> [Given problem 1] Convert the entries, from the first one through the line containing "hexagon-nut-icon[interactable]: [724, 262, 740, 278]", inclusive, into a Markdown table with the columns Row and Line, leaving out any blank lines.

> [Page extract]
'''

I tried to present how it will work with current inherited dates calculation, without any change, I think
And the question is if that would still be acceptable as a first iteration?
shouldn't be start/due date set from "intersection" of all these milestones
Not sure if this is the place to go deeper into implementation details, but I don't think intersection of all milestones would work in all cases TBH. Lets take for instance following example: Epic 1 has IssueA and Issue B. Issue A is part of Dec 1 - Dec 10 milestone and Nov 1 - Dec 30 and Issue B is part of Dec 5 - Dec 20 and Nov 1 - Dec 30, then epic start/due dates would be Dec 1 - Dec 20, which is not a simple intersection of the milestone dates.
Currently for a given epic we get all related milestones through epic_issues and then get the min(start_date) and max(end_date) from the obtained list of milestones.
I think with multiple milestones for each issue we would need to first get a single milestone for start_date, with start_date = max(start_date), then a single milestone for due_date with due_date = min(end_date) from all issue's milestones and then from the obtained list of milestones get the min(start_date) and max(end_date). I'm wondering if we can get the first part done with a lateral join and how would that affect performance as theoretically the list of issues linked to an epic is unlimited.

'''

> [Given problem 2] In the discussion of epic dates, write out the passage from "Currently for a" through "epic is unlimited.", inclusive, substituting "subquery" for "lateral join".

> [Exercise data]

'''

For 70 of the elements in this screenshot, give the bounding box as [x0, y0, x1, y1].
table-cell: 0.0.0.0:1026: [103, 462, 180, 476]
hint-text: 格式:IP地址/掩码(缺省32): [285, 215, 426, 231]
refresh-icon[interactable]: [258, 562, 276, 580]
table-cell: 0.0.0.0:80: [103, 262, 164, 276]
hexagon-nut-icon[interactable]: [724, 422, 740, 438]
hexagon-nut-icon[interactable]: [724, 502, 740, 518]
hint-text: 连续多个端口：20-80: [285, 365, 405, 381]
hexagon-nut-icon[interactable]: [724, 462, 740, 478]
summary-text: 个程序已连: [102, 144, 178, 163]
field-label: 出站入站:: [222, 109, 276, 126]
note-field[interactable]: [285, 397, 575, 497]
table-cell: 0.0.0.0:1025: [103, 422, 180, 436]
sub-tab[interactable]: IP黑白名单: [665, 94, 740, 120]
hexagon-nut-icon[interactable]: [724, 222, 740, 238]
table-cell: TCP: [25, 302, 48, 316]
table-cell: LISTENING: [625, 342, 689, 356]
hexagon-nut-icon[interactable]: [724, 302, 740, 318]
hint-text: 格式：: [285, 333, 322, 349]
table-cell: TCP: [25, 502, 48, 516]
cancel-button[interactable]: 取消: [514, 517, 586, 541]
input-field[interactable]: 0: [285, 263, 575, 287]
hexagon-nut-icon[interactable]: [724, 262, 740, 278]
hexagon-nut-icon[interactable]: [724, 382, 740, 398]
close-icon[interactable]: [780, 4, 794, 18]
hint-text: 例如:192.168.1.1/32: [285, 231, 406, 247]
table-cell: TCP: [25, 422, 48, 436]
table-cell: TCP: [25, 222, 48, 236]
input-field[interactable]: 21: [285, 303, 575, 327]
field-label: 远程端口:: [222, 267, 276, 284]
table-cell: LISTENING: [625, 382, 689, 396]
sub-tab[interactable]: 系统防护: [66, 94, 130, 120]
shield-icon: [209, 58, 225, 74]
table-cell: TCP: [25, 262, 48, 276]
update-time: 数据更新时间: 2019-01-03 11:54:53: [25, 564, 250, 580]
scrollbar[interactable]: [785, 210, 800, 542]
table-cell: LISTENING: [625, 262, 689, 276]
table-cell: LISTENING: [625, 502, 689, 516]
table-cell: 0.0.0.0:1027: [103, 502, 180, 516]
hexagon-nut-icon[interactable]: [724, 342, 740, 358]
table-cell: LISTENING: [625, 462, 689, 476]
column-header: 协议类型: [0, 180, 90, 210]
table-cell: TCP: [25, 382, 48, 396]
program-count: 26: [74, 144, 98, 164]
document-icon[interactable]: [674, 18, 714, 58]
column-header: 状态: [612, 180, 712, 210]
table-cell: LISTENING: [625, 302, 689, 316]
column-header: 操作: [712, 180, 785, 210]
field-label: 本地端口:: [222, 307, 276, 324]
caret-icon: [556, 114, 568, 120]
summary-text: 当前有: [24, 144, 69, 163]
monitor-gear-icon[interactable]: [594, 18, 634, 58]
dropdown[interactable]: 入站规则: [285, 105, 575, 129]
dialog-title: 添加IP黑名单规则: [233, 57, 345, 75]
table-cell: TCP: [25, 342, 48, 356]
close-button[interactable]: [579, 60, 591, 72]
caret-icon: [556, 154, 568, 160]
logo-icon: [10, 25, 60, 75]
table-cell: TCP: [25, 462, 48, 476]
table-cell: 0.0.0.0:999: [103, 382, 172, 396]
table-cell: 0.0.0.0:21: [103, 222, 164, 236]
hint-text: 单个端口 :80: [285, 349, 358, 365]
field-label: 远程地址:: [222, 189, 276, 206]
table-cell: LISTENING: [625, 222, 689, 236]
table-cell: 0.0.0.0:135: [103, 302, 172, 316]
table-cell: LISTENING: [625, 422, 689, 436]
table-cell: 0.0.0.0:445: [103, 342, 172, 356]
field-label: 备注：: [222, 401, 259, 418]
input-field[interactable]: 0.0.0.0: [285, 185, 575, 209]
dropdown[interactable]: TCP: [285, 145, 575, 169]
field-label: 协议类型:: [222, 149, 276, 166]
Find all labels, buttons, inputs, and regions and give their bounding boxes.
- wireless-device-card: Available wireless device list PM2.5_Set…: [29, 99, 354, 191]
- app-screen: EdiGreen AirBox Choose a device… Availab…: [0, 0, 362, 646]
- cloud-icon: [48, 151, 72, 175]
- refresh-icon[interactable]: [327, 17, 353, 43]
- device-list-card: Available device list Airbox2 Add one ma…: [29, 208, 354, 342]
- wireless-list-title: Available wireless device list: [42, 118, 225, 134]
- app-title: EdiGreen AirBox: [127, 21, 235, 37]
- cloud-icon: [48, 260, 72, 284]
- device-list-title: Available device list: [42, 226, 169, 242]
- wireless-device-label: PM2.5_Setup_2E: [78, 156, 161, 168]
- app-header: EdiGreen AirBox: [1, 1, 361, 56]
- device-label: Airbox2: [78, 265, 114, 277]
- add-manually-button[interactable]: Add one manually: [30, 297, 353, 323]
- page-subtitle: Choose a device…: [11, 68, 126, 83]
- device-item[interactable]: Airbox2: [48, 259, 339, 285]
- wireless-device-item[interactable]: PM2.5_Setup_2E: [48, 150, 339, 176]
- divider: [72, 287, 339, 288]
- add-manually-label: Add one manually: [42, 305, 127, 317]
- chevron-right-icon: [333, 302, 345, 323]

'''

> [Written reply 1]
| Row | Line |
|---|---|
| 1 | For 70 of the elements in this screenshot, give the bounding box as [x0, y0, x1, y1]. |
| 2 | table-cell: 0.0.0.0:1026: [103, 462, 180, 476] |
| 3 | hint-text: 格式:IP地址/掩码(缺省32): [285, 215, 426, 231] |
| 4 | refresh-icon[interactable]: [258, 562, 276, 580] |
| 5 | table-cell: 0.0.0.0:80: [103, 262, 164, 276] |
| 6 | hexagon-nut-icon[interactable]: [724, 422, 740, 438] |
| 7 | hexagon-nut-icon[interactable]: [724, 502, 740, 518] |
| 8 | hint-text: 连续多个端口：20-80: [285, 365, 405, 381] |
| 9 | hexagon-nut-icon[interactable]: [724, 462, 740, 478] |
| 10 | summary-text: 个程序已连: [102, 144, 178, 163] |
| 11 | field-label: 出站入站:: [222, 109, 276, 126] |
| 12 | note-field[interactable]: [285, 397, 575, 497] |
| 13 | table-cell: 0.0.0.0:1025: [103, 422, 180, 436] |
| 14 | sub-tab[interactable]: IP黑白名单: [665, 94, 740, 120] |
| 15 | hexagon-nut-icon[interactable]: [724, 222, 740, 238] |
| 16 | table-cell: TCP: [25, 302, 48, 316] |
| 17 | table-cell: LISTENING: [625, 342, 689, 356] |
| 18 | hexagon-nut-icon[interactable]: [724, 302, 740, 318] |
| 19 | hint-text: 格式：: [285, 333, 322, 349] |
| 20 | table-cell: TCP: [25, 502, 48, 516] |
| 21 | cancel-button[interactable]: 取消: [514, 517, 586, 541] |
| 22 | input-field[interactable]: 0: [285, 263, 575, 287] |
| 23 | hexagon-nut-icon[interactable]: [724, 262, 740, 278] |

> [Written reply 2]
Currently for a given epic we get all related milestones through epic_issues and then get the min(start_date) and max(end_date) from the obtained list of milestones.
I think with multiple milestones for each issue we would need to first get a single milestone for start_date, with start_date = max(start_date), then a single milestone for due_date with due_date = min(end_date) from all issue's milestones and then from the obtained list of milestones get the min(start_date) and max(end_date). I'm wondering if we can get the first part done with a subquery and how would that affect performance as theoretically the list of issues linked to an epic is unlimited.